_DATA FOR THIS EXERCISE:_
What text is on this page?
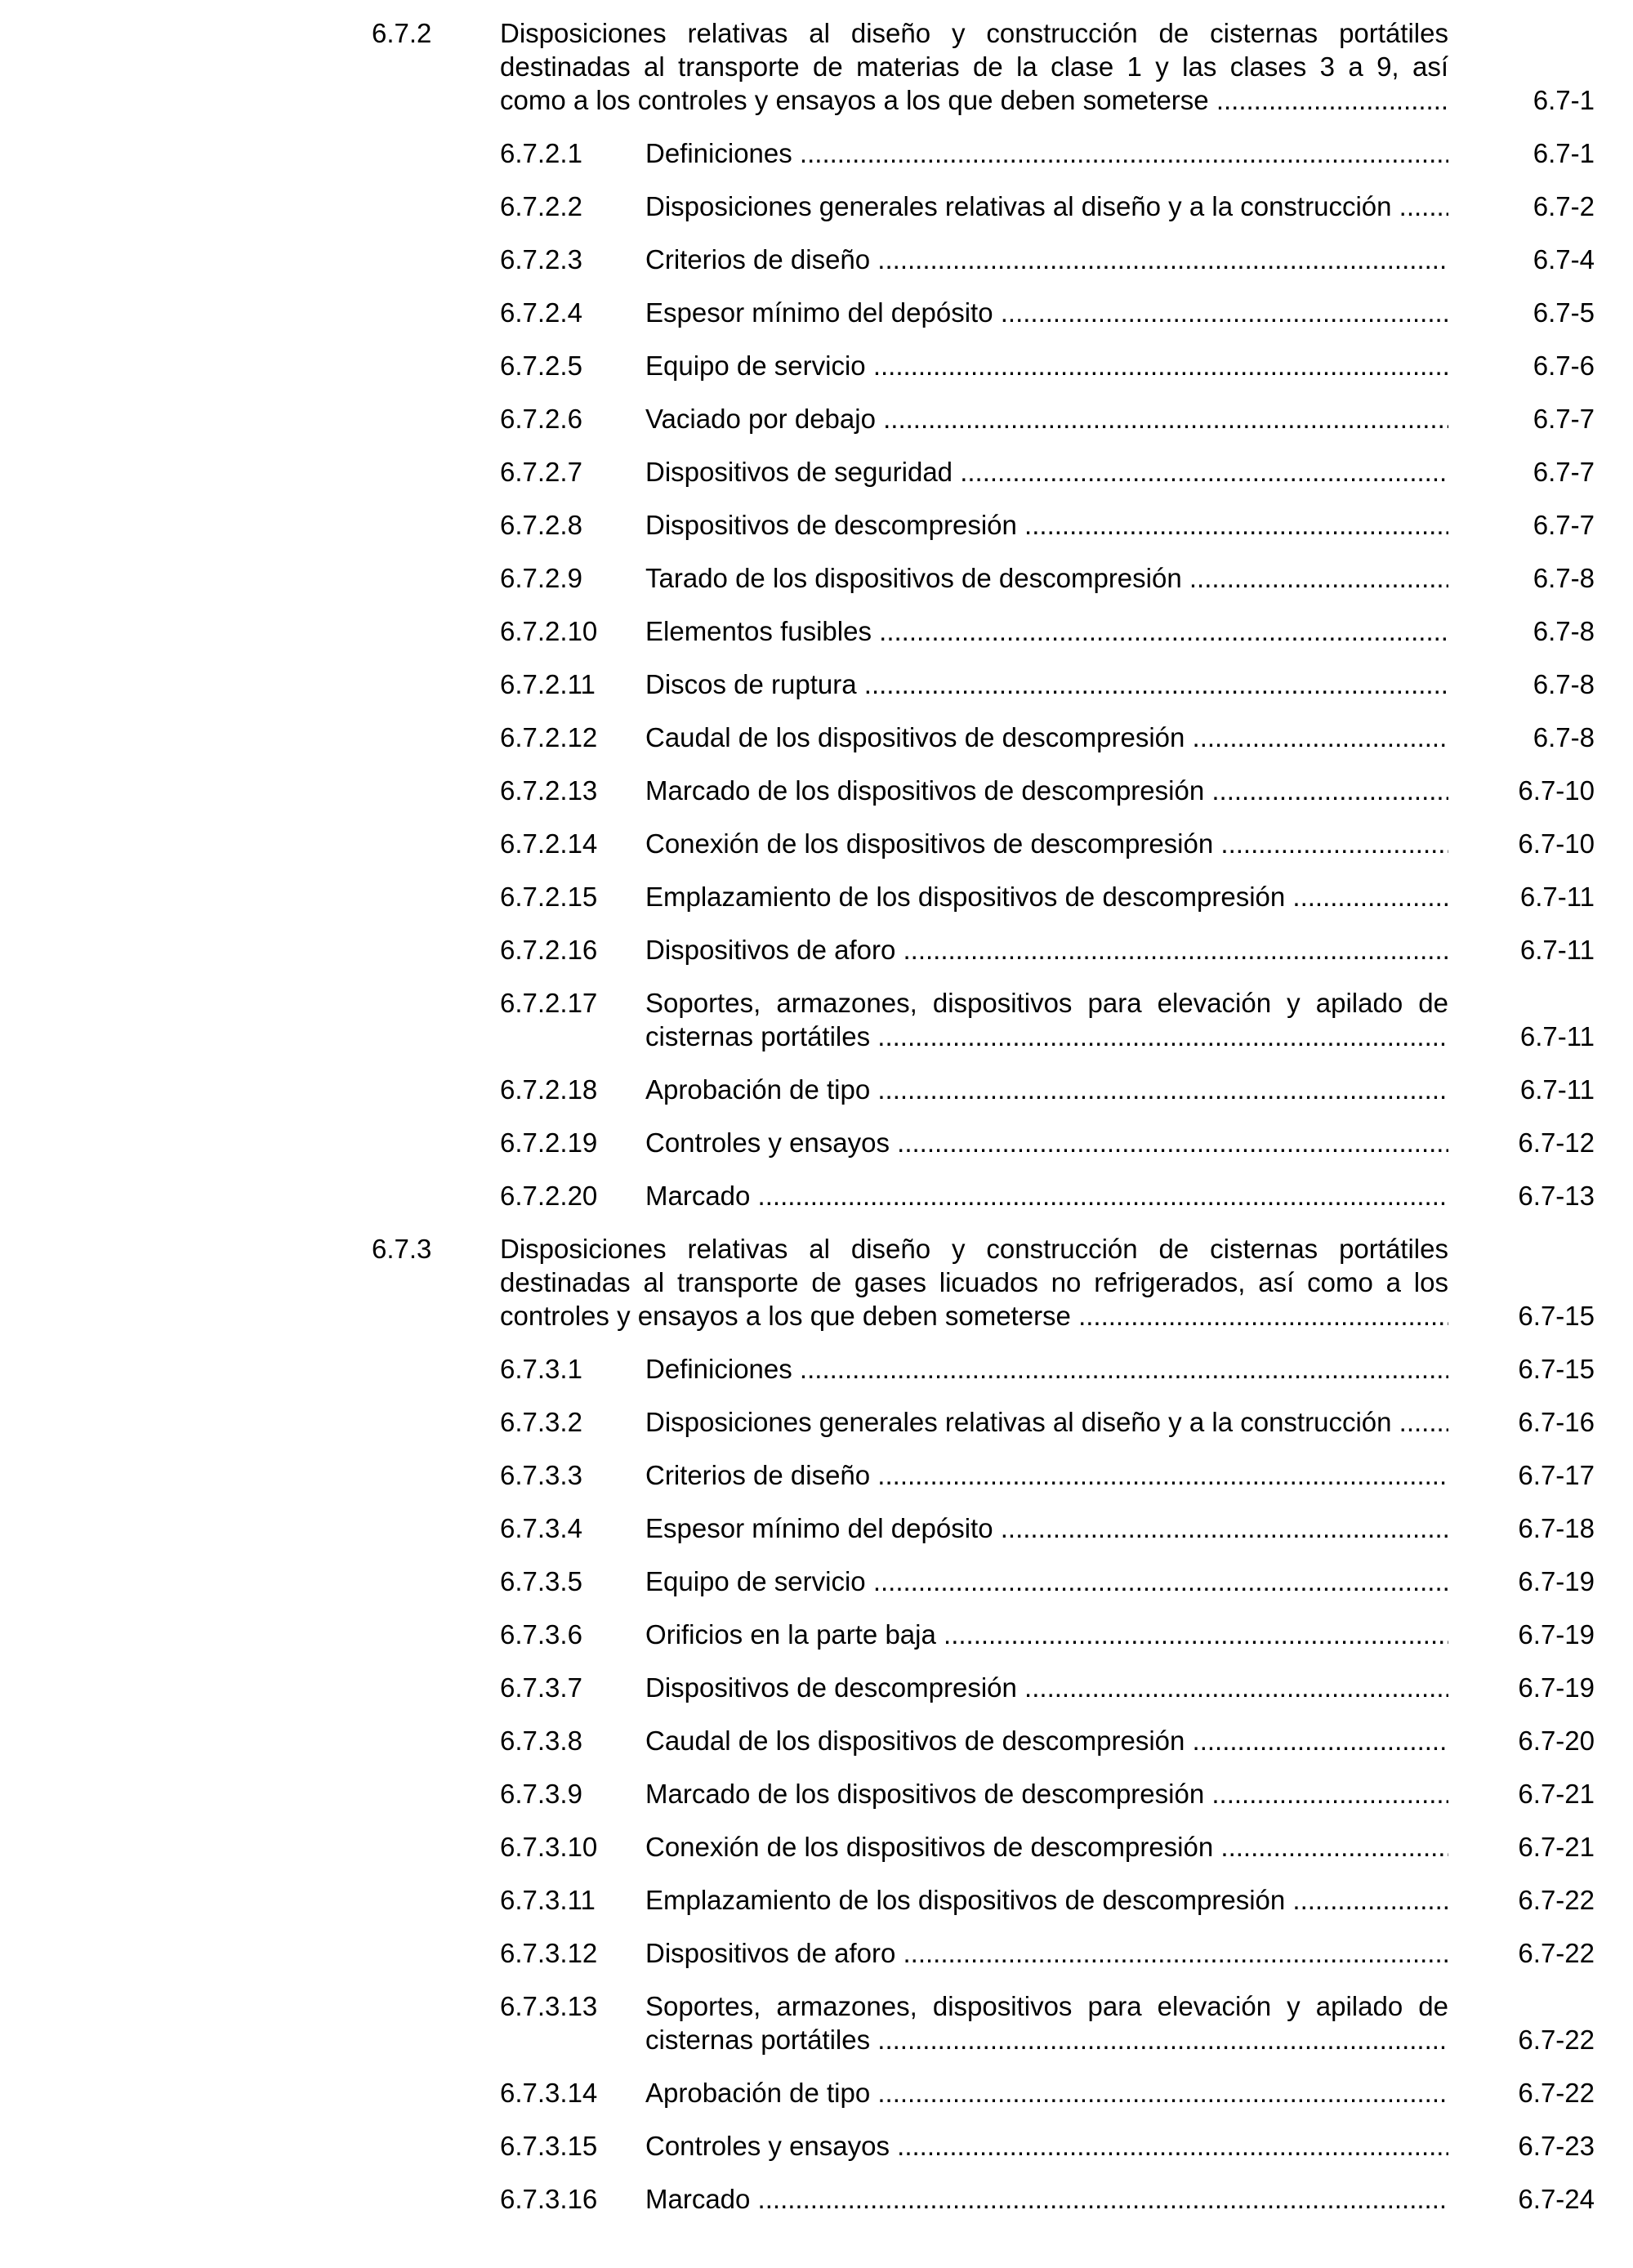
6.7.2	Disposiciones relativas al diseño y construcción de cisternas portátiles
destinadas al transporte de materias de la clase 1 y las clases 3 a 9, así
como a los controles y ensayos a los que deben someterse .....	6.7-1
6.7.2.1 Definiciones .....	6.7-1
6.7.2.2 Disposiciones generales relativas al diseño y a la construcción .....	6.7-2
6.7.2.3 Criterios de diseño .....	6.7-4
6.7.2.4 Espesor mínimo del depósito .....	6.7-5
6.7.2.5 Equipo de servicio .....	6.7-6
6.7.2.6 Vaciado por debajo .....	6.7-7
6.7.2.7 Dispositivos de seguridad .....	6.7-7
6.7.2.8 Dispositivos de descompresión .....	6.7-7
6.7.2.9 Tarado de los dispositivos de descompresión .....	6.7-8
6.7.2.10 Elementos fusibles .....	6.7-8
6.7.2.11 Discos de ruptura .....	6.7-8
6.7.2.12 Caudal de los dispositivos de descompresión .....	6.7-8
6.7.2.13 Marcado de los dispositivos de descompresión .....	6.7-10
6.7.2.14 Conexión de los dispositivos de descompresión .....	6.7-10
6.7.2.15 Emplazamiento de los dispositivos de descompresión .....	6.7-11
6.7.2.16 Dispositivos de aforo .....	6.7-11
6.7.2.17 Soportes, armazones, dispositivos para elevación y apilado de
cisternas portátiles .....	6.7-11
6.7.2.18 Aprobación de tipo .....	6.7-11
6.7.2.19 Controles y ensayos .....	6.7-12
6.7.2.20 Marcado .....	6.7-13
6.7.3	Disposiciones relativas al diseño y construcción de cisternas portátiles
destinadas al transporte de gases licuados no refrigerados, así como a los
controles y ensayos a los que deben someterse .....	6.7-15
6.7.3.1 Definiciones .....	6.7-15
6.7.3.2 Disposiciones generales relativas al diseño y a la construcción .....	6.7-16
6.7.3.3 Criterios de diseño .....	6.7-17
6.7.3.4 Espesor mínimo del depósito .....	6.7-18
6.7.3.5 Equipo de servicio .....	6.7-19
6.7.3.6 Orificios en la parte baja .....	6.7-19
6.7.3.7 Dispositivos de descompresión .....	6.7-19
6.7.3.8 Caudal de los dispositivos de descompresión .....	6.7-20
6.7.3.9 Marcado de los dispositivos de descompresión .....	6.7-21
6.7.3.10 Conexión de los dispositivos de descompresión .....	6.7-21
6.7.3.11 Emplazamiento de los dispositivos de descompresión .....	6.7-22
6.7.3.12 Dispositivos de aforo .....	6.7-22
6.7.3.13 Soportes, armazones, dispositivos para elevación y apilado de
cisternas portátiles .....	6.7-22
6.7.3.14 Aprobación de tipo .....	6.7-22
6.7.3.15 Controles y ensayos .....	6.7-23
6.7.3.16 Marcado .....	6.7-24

_DESCRIPTION OF THE TASK:_
Quote the full listing above word for word; exclude every picture from the copy.

_SOLUTION TO THIS PROBLEM:_
What text is on this page?
6.7.2	Disposiciones relativas al diseño y construcción de cisternas portátiles
destinadas al transporte de materias de la clase 1 y las clases 3 a 9, así
como a los controles y ensayos a los que deben someterse .....	6.7-1
6.7.2.1 Definiciones .....	6.7-1
6.7.2.2 Disposiciones generales relativas al diseño y a la construcción .....	6.7-2
6.7.2.3 Criterios de diseño .....	6.7-4
6.7.2.4 Espesor mínimo del depósito .....	6.7-5
6.7.2.5 Equipo de servicio .....	6.7-6
6.7.2.6 Vaciado por debajo .....	6.7-7
6.7.2.7 Dispositivos de seguridad .....	6.7-7
6.7.2.8 Dispositivos de descompresión .....	6.7-7
6.7.2.9 Tarado de los dispositivos de descompresión .....	6.7-8
6.7.2.10 Elementos fusibles .....	6.7-8
6.7.2.11 Discos de ruptura .....	6.7-8
6.7.2.12 Caudal de los dispositivos de descompresión .....	6.7-8
6.7.2.13 Marcado de los dispositivos de descompresión .....	6.7-10
6.7.2.14 Conexión de los dispositivos de descompresión .....	6.7-10
6.7.2.15 Emplazamiento de los dispositivos de descompresión .....	6.7-11
6.7.2.16 Dispositivos de aforo .....	6.7-11
6.7.2.17 Soportes, armazones, dispositivos para elevación y apilado de
cisternas portátiles .....	6.7-11
6.7.2.18 Aprobación de tipo .....	6.7-11
6.7.2.19 Controles y ensayos .....	6.7-12
6.7.2.20 Marcado .....	6.7-13
6.7.3	Disposiciones relativas al diseño y construcción de cisternas portátiles
destinadas al transporte de gases licuados no refrigerados, así como a los
controles y ensayos a los que deben someterse .....	6.7-15
6.7.3.1 Definiciones .....	6.7-15
6.7.3.2 Disposiciones generales relativas al diseño y a la construcción .....	6.7-16
6.7.3.3 Criterios de diseño .....	6.7-17
6.7.3.4 Espesor mínimo del depósito .....	6.7-18
6.7.3.5 Equipo de servicio .....	6.7-19
6.7.3.6 Orificios en la parte baja .....	6.7-19
6.7.3.7 Dispositivos de descompresión .....	6.7-19
6.7.3.8 Caudal de los dispositivos de descompresión .....	6.7-20
6.7.3.9 Marcado de los dispositivos de descompresión .....	6.7-21
6.7.3.10 Conexión de los dispositivos de descompresión .....	6.7-21
6.7.3.11 Emplazamiento de los dispositivos de descompresión .....	6.7-22
6.7.3.12 Dispositivos de aforo .....	6.7-22
6.7.3.13 Soportes, armazones, dispositivos para elevación y apilado de
cisternas portátiles .....	6.7-22
6.7.3.14 Aprobación de tipo .....	6.7-22
6.7.3.15 Controles y ensayos .....	6.7-23
6.7.3.16 Marcado .....	6.7-24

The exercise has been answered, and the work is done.